• **Task statement**: From the listing below, extract each line containing the string "Long".
**** Records for processing ****
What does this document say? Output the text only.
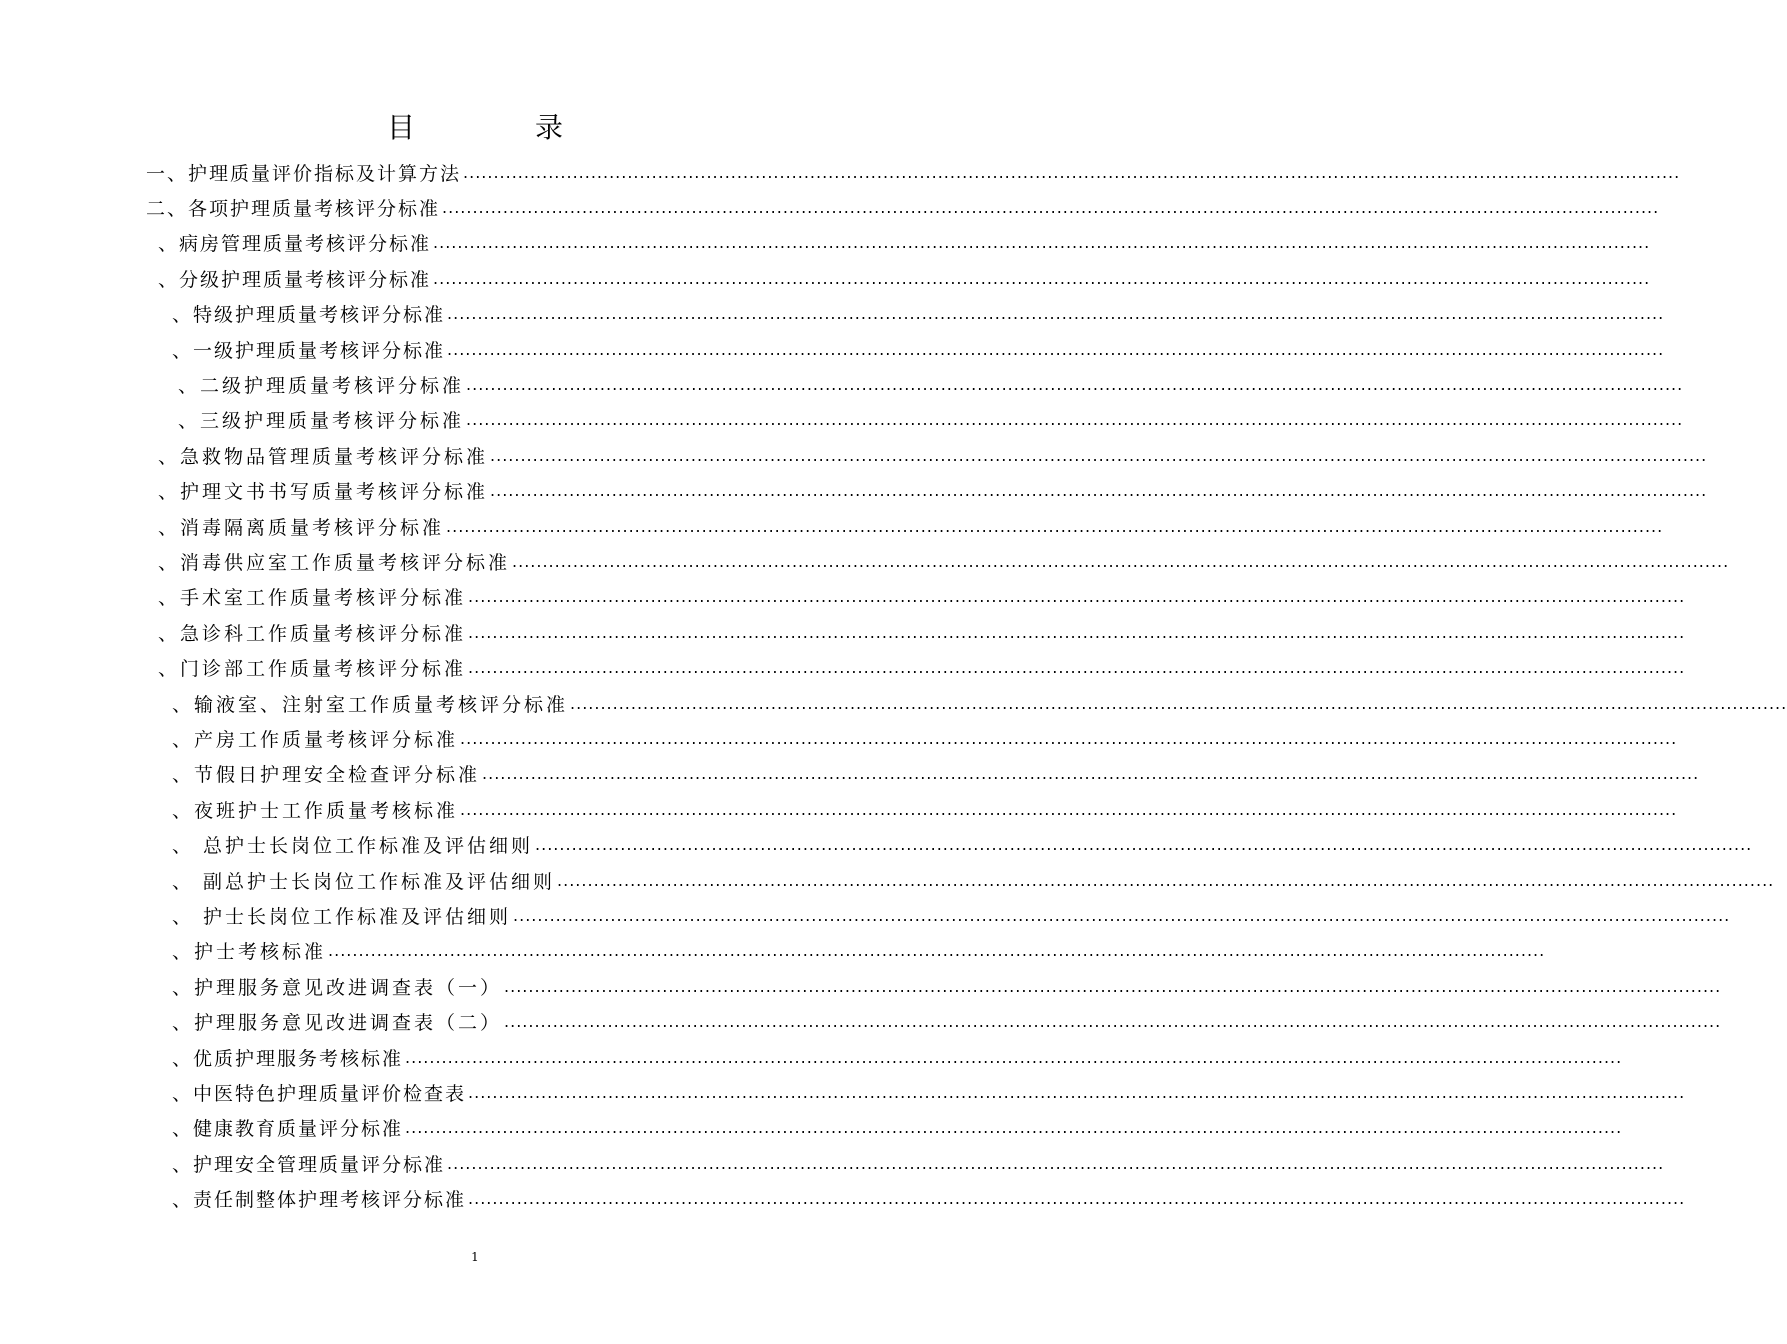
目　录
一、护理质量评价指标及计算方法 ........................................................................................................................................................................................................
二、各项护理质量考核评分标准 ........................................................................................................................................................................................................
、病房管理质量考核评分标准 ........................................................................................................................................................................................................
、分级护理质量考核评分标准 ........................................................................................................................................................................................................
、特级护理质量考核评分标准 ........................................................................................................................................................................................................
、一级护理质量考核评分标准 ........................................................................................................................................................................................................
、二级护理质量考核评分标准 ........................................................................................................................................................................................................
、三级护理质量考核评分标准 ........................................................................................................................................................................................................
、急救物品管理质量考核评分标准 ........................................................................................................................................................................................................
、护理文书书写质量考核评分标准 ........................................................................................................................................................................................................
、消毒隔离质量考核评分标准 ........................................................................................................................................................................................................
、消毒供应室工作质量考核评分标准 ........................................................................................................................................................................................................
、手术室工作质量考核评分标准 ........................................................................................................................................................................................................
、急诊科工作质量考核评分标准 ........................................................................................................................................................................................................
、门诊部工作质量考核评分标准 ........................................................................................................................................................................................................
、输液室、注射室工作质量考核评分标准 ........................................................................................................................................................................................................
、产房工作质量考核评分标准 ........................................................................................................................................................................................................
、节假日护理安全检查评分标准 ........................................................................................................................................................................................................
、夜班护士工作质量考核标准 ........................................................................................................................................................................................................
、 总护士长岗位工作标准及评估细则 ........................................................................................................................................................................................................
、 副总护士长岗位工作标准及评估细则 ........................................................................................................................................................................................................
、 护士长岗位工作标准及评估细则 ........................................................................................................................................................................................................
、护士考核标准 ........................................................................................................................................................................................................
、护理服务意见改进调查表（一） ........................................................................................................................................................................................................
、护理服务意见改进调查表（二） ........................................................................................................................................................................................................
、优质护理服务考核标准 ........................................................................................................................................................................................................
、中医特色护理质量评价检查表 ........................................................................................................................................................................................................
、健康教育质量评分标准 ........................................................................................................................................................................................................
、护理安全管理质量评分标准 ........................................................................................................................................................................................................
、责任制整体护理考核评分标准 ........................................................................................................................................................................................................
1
****
**** Records for processing ****
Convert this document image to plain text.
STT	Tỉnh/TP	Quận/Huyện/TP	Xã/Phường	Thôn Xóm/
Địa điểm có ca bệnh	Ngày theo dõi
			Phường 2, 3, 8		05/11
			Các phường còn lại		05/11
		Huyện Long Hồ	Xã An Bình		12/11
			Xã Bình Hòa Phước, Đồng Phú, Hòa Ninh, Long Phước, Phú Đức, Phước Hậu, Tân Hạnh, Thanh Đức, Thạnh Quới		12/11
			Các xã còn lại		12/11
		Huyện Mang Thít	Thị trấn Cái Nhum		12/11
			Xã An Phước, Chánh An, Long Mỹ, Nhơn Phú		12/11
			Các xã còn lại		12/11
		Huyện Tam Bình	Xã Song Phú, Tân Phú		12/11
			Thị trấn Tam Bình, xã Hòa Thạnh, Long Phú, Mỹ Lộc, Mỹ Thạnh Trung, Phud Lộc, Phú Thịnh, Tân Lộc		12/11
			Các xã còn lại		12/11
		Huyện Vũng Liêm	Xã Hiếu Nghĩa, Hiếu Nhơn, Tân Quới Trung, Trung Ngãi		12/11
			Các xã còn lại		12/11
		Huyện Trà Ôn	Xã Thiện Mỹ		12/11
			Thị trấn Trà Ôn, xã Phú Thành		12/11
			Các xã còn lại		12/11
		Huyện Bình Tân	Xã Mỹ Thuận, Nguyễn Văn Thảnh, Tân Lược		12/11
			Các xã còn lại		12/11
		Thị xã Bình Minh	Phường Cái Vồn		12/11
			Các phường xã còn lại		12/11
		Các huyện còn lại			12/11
****
• **Exercise answer**:
		Huyện Long Hồ	Xã An Bình		12/11
			Xã Bình Hòa Phước, Đồng Phú, Hòa Ninh, Long Phước, Phú Đức, Phước Hậu, Tân Hạnh, Thanh Đức, Thạnh Quới		12/11
			Xã An Phước, Chánh An, Long Mỹ, Nhơn Phú		12/11
			Thị trấn Tam Bình, xã Hòa Thạnh, Long Phú, Mỹ Lộc, Mỹ Thạnh Trung, Phud Lộc, Phú Thịnh, Tân Lộc		12/11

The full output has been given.